- **TASK DESCRIPTION**:
Look through the material below. Copy each line that contains the string "title".

- **AVAILABLE RECORDS**:
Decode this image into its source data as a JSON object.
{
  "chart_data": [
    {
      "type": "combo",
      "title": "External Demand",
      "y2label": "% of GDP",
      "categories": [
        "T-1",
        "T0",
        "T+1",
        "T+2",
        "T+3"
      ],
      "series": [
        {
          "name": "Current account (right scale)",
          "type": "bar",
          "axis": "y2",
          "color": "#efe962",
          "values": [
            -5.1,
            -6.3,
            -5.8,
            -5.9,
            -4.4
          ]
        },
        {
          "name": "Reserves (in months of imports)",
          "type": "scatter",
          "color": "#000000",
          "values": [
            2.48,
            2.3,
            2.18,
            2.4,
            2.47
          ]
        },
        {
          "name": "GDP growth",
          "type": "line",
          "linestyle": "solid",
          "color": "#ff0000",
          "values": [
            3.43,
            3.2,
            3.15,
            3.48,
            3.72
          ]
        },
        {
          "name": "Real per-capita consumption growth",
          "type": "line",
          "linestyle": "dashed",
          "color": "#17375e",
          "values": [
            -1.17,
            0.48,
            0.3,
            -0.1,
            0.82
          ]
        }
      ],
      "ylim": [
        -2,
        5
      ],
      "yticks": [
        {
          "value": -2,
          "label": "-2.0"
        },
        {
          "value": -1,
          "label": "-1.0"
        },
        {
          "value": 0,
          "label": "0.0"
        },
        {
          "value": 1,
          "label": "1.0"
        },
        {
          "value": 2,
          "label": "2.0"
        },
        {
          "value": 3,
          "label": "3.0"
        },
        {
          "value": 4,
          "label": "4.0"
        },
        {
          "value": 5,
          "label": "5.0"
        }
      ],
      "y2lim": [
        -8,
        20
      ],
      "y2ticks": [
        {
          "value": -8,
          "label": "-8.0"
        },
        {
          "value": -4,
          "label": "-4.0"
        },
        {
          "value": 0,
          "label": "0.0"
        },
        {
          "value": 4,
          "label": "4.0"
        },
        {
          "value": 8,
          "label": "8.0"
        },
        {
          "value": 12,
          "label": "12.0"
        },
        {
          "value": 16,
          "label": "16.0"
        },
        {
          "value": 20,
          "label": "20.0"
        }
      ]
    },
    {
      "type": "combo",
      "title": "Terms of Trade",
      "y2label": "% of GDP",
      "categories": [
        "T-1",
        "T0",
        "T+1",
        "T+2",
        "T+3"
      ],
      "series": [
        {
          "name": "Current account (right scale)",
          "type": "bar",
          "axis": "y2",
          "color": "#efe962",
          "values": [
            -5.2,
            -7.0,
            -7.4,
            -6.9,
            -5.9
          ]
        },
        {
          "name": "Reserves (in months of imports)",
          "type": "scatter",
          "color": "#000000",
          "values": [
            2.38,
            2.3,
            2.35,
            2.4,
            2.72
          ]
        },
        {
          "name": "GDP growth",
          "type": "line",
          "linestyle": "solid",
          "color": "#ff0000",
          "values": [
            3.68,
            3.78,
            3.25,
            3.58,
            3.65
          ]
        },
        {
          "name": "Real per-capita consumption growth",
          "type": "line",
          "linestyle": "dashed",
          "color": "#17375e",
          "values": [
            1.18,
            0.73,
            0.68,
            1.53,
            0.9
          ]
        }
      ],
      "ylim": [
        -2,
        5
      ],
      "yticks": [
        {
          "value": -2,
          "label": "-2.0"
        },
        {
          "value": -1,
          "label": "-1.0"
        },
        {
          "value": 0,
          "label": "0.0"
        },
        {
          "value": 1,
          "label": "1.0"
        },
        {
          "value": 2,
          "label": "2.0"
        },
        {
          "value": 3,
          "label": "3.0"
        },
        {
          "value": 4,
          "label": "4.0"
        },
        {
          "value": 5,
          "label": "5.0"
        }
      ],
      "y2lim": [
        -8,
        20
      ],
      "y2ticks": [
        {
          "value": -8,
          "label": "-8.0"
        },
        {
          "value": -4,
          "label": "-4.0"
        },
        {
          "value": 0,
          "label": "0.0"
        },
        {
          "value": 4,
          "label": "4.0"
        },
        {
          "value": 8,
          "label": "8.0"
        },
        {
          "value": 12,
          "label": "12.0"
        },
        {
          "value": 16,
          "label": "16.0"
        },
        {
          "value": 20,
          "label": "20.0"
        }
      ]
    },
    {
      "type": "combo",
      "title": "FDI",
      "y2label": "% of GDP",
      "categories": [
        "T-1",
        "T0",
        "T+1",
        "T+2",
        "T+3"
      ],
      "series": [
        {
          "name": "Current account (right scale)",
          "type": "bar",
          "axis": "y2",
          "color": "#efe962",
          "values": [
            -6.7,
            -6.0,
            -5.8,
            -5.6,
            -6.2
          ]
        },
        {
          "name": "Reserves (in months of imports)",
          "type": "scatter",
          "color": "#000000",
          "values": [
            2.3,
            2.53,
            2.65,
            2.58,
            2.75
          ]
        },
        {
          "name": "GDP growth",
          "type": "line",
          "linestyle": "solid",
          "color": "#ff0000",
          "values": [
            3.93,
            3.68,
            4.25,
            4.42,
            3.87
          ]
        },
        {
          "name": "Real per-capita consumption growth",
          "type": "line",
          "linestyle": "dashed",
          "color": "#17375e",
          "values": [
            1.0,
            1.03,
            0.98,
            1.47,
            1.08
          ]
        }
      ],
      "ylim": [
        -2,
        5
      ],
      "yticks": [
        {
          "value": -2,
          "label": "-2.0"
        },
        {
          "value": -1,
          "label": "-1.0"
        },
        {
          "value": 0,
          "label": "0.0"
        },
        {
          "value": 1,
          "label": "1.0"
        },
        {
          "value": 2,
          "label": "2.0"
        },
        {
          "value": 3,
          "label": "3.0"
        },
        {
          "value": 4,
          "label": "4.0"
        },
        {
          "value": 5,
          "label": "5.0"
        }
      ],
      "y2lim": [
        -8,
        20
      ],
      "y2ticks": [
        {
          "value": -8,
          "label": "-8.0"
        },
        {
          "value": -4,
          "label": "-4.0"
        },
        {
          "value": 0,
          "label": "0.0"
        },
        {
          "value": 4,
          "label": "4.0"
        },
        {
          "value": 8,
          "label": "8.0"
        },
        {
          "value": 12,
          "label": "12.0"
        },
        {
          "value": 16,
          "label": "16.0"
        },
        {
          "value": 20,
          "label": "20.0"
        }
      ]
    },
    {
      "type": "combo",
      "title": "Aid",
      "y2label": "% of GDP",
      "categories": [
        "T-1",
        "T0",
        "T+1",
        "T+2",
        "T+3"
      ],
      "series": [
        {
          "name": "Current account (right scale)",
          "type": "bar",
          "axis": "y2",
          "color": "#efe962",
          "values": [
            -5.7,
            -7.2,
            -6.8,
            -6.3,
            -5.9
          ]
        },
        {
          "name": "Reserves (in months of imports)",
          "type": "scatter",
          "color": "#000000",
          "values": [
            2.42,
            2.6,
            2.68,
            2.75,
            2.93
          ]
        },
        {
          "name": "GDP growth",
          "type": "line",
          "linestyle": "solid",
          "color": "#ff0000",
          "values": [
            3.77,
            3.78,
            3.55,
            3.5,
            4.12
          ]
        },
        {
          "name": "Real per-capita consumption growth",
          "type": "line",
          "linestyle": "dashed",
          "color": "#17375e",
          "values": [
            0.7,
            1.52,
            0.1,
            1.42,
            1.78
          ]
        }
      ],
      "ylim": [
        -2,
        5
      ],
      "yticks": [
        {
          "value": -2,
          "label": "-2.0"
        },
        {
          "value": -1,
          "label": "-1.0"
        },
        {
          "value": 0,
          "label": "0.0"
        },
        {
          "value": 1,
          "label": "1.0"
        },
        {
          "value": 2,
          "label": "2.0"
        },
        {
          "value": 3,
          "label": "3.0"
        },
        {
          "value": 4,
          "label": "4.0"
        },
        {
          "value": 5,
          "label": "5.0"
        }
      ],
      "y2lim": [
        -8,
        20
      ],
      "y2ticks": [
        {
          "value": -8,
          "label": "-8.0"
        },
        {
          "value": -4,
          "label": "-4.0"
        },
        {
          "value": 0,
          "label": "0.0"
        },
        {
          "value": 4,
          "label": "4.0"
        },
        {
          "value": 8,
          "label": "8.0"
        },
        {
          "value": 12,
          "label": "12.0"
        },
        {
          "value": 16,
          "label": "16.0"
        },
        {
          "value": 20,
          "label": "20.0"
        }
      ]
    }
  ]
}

- **THE REPLY**:
      "title": "External Demand",
      "title": "Terms of Trade",
      "title": "FDI",
      "title": "Aid",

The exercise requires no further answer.